* _PROBLEM DESCRIPTION_
Below is some material; transcribe all of it exactly.
[begin STORED DATA]
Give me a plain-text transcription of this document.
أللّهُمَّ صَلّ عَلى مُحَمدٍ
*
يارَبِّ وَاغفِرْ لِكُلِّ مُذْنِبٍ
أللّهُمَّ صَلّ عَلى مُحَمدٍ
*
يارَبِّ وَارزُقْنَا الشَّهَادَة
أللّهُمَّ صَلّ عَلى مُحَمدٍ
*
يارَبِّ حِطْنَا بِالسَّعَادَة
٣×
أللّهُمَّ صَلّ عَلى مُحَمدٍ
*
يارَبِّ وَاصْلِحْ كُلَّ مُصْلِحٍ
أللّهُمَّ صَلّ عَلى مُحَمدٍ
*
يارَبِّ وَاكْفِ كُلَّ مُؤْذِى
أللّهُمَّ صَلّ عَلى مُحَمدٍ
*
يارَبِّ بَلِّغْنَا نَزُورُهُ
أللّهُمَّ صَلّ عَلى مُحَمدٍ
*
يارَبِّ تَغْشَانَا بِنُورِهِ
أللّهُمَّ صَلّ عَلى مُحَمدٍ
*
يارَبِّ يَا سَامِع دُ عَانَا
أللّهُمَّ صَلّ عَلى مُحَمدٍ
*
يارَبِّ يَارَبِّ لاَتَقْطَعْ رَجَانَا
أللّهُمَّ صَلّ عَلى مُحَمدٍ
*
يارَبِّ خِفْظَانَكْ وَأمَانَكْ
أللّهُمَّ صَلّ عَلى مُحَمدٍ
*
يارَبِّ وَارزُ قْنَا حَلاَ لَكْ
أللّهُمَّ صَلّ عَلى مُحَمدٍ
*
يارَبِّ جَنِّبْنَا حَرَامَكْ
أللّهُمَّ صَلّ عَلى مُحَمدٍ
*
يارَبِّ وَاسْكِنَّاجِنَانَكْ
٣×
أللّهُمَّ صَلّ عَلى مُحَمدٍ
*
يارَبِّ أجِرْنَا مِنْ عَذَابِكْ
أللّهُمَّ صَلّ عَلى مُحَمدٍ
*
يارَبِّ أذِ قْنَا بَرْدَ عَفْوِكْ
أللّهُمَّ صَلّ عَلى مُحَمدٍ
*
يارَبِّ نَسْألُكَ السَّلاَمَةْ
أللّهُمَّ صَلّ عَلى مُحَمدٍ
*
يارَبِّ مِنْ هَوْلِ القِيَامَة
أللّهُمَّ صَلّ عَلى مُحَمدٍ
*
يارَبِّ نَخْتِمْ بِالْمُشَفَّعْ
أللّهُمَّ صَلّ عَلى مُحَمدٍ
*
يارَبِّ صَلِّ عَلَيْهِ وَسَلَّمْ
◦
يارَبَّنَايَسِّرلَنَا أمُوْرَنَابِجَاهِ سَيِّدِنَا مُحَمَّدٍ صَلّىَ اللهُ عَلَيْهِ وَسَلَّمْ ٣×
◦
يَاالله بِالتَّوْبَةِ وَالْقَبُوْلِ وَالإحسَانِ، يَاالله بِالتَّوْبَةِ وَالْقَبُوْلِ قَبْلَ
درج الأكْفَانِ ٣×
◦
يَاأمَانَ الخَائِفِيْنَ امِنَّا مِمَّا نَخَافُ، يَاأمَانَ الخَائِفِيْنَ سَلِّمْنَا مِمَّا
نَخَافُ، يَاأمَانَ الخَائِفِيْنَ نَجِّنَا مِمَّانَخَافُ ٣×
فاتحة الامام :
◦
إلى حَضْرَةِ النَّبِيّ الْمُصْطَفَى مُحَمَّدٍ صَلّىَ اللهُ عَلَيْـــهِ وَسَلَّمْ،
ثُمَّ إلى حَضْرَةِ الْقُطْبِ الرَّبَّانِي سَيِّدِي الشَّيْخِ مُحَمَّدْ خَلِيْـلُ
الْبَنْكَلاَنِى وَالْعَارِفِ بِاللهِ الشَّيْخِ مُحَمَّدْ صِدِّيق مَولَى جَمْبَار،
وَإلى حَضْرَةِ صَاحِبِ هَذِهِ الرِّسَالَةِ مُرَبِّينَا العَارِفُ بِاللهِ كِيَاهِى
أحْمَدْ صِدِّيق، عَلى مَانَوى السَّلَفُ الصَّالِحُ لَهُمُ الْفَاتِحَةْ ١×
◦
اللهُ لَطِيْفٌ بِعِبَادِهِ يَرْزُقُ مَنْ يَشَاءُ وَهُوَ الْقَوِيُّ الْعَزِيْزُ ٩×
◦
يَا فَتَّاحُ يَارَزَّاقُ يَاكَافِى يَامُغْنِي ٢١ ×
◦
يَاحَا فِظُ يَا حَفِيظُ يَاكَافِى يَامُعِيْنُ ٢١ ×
[end STORED DATA]
* _IN RESPONSE_
Give me a plain-text transcription of this document.
أللّهُمَّ صَلّ عَلى مُحَمدٍ
*
يارَبِّ وَاغفِرْ لِكُلِّ مُذْنِبٍ
أللّهُمَّ صَلّ عَلى مُحَمدٍ
*
يارَبِّ وَارزُقْنَا الشَّهَادَة
أللّهُمَّ صَلّ عَلى مُحَمدٍ
*
يارَبِّ حِطْنَا بِالسَّعَادَة
٣×
أللّهُمَّ صَلّ عَلى مُحَمدٍ
*
يارَبِّ وَاصْلِحْ كُلَّ مُصْلِحٍ
أللّهُمَّ صَلّ عَلى مُحَمدٍ
*
يارَبِّ وَاكْفِ كُلَّ مُؤْذِى
أللّهُمَّ صَلّ عَلى مُحَمدٍ
*
يارَبِّ بَلِّغْنَا نَزُورُهُ
أللّهُمَّ صَلّ عَلى مُحَمدٍ
*
يارَبِّ تَغْشَانَا بِنُورِهِ
أللّهُمَّ صَلّ عَلى مُحَمدٍ
*
يارَبِّ يَا سَامِع دُ عَانَا
أللّهُمَّ صَلّ عَلى مُحَمدٍ
*
يارَبِّ يَارَبِّ لاَتَقْطَعْ رَجَانَا
أللّهُمَّ صَلّ عَلى مُحَمدٍ
*
يارَبِّ خِفْظَانَكْ وَأمَانَكْ
أللّهُمَّ صَلّ عَلى مُحَمدٍ
*
يارَبِّ وَارزُ قْنَا حَلاَ لَكْ
أللّهُمَّ صَلّ عَلى مُحَمدٍ
*
يارَبِّ جَنِّبْنَا حَرَامَكْ
أللّهُمَّ صَلّ عَلى مُحَمدٍ
*
يارَبِّ وَاسْكِنَّاجِنَانَكْ
٣×
أللّهُمَّ صَلّ عَلى مُحَمدٍ
*
يارَبِّ أجِرْنَا مِنْ عَذَابِكْ
أللّهُمَّ صَلّ عَلى مُحَمدٍ
*
يارَبِّ أذِ قْنَا بَرْدَ عَفْوِكْ
أللّهُمَّ صَلّ عَلى مُحَمدٍ
*
يارَبِّ نَسْألُكَ السَّلاَمَةْ
أللّهُمَّ صَلّ عَلى مُحَمدٍ
*
يارَبِّ مِنْ هَوْلِ القِيَامَة
أللّهُمَّ صَلّ عَلى مُحَمدٍ
*
يارَبِّ نَخْتِمْ بِالْمُشَفَّعْ
أللّهُمَّ صَلّ عَلى مُحَمدٍ
*
يارَبِّ صَلِّ عَلَيْهِ وَسَلَّمْ
◦
يارَبَّنَايَسِّرلَنَا أمُوْرَنَابِجَاهِ سَيِّدِنَا مُحَمَّدٍ صَلّىَ اللهُ عَلَيْهِ وَسَلَّمْ ٣×
◦
يَاالله بِالتَّوْبَةِ وَالْقَبُوْلِ وَالإحسَانِ، يَاالله بِالتَّوْبَةِ وَالْقَبُوْلِ قَبْلَ
درج الأكْفَانِ ٣×
◦
يَاأمَانَ الخَائِفِيْنَ امِنَّا مِمَّا نَخَافُ، يَاأمَانَ الخَائِفِيْنَ سَلِّمْنَا مِمَّا
نَخَافُ، يَاأمَانَ الخَائِفِيْنَ نَجِّنَا مِمَّانَخَافُ ٣×
فاتحة الامام :
◦
إلى حَضْرَةِ النَّبِيّ الْمُصْطَفَى مُحَمَّدٍ صَلّىَ اللهُ عَلَيْـــهِ وَسَلَّمْ،
ثُمَّ إلى حَضْرَةِ الْقُطْبِ الرَّبَّانِي سَيِّدِي الشَّيْخِ مُحَمَّدْ خَلِيْـلُ
الْبَنْكَلاَنِى وَالْعَارِفِ بِاللهِ الشَّيْخِ مُحَمَّدْ صِدِّيق مَولَى جَمْبَار،
وَإلى حَضْرَةِ صَاحِبِ هَذِهِ الرِّسَالَةِ مُرَبِّينَا العَارِفُ بِاللهِ كِيَاهِى
أحْمَدْ صِدِّيق، عَلى مَانَوى السَّلَفُ الصَّالِحُ لَهُمُ الْفَاتِحَةْ ١×
◦
اللهُ لَطِيْفٌ بِعِبَادِهِ يَرْزُقُ مَنْ يَشَاءُ وَهُوَ الْقَوِيُّ الْعَزِيْزُ ٩×
◦
يَا فَتَّاحُ يَارَزَّاقُ يَاكَافِى يَامُغْنِي ٢١ ×
◦
يَاحَا فِظُ يَا حَفِيظُ يَاكَافِى يَامُعِيْنُ ٢١ ×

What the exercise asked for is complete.